[Short problem]
The listing below should be written out exactly; please include all of it.
+++ Available records +++
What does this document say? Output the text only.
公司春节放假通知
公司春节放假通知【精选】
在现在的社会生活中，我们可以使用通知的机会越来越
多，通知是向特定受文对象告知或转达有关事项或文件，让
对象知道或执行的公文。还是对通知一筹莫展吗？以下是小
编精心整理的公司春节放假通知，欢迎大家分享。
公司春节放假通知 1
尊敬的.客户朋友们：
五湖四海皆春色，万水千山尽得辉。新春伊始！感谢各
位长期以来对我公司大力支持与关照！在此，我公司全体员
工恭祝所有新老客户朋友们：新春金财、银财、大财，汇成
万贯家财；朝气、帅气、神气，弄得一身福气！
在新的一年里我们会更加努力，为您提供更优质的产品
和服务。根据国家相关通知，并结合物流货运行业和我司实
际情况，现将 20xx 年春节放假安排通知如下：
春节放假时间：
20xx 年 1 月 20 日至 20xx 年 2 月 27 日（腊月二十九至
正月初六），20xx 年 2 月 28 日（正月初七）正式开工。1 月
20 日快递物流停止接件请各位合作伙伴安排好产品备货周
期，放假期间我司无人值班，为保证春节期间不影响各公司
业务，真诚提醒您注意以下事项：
+++
[Final result]
What does this document say? Output the text only.
公司春节放假通知
公司春节放假通知【精选】
在现在的社会生活中，我们可以使用通知的机会越来越
多，通知是向特定受文对象告知或转达有关事项或文件，让
对象知道或执行的公文。还是对通知一筹莫展吗？以下是小
编精心整理的公司春节放假通知，欢迎大家分享。
公司春节放假通知 1
尊敬的.客户朋友们：
五湖四海皆春色，万水千山尽得辉。新春伊始！感谢各
位长期以来对我公司大力支持与关照！在此，我公司全体员
工恭祝所有新老客户朋友们：新春金财、银财、大财，汇成
万贯家财；朝气、帅气、神气，弄得一身福气！
在新的一年里我们会更加努力，为您提供更优质的产品
和服务。根据国家相关通知，并结合物流货运行业和我司实
际情况，现将 20xx 年春节放假安排通知如下：
春节放假时间：
20xx 年 1 月 20 日至 20xx 年 2 月 27 日（腊月二十九至
正月初六），20xx 年 2 月 28 日（正月初七）正式开工。1 月
20 日快递物流停止接件请各位合作伙伴安排好产品备货周
期，放假期间我司无人值班，为保证春节期间不影响各公司
业务，真诚提醒您注意以下事项：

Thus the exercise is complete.